- Task to complete -
Take down each entry exactly as written.

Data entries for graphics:

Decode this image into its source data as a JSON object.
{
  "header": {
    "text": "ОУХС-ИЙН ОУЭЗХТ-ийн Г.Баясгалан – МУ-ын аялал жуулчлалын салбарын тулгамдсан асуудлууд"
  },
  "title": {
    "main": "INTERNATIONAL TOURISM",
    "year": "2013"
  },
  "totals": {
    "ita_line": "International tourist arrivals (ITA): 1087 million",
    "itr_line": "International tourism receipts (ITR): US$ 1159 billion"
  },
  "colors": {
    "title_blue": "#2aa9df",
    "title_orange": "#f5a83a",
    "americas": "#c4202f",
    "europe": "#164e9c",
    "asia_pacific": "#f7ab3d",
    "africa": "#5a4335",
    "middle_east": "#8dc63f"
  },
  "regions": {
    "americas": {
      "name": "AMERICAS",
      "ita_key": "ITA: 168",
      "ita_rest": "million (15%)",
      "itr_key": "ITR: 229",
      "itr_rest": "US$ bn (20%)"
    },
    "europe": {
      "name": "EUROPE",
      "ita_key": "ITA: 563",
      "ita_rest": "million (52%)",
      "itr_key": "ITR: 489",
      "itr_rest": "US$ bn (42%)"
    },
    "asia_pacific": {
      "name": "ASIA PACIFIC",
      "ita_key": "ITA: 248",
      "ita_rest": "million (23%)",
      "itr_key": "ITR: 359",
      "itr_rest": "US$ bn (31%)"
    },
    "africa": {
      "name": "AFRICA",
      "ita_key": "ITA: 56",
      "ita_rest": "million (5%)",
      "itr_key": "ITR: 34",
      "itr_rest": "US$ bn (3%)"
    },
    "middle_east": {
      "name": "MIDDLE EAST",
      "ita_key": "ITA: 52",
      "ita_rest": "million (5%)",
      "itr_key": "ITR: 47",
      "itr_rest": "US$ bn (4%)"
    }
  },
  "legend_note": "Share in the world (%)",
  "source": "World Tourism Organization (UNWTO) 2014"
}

- The result -
Decode this image into its source data as a JSON object.
{
  "header": {
    "text": "ОУХС-ИЙН ОУЭЗХТ-ийн Г.Баясгалан – МУ-ын аялал жуулчлалын салбарын тулгамдсан асуудлууд"
  },
  "title": {
    "main": "INTERNATIONAL TOURISM",
    "year": "2013"
  },
  "totals": {
    "ita_line": "International tourist arrivals (ITA): 1087 million",
    "itr_line": "International tourism receipts (ITR): US$ 1159 billion"
  },
  "colors": {
    "title_blue": "#2aa9df",
    "title_orange": "#f5a83a",
    "americas": "#c4202f",
    "europe": "#164e9c",
    "asia_pacific": "#f7ab3d",
    "africa": "#5a4335",
    "middle_east": "#8dc63f"
  },
  "regions": {
    "americas": {
      "name": "AMERICAS",
      "ita_key": "ITA: 168",
      "ita_rest": "million (15%)",
      "itr_key": "ITR: 229",
      "itr_rest": "US$ bn (20%)"
    },
    "europe": {
      "name": "EUROPE",
      "ita_key": "ITA: 563",
      "ita_rest": "million (52%)",
      "itr_key": "ITR: 489",
      "itr_rest": "US$ bn (42%)"
    },
    "asia_pacific": {
      "name": "ASIA PACIFIC",
      "ita_key": "ITA: 248",
      "ita_rest": "million (23%)",
      "itr_key": "ITR: 359",
      "itr_rest": "US$ bn (31%)"
    },
    "africa": {
      "name": "AFRICA",
      "ita_key": "ITA: 56",
      "ita_rest": "million (5%)",
      "itr_key": "ITR: 34",
      "itr_rest": "US$ bn (3%)"
    },
    "middle_east": {
      "name": "MIDDLE EAST",
      "ita_key": "ITA: 52",
      "ita_rest": "million (5%)",
      "itr_key": "ITR: 47",
      "itr_rest": "US$ bn (4%)"
    }
  },
  "legend_note": "Share in the world (%)",
  "source": "World Tourism Organization (UNWTO) 2014"
}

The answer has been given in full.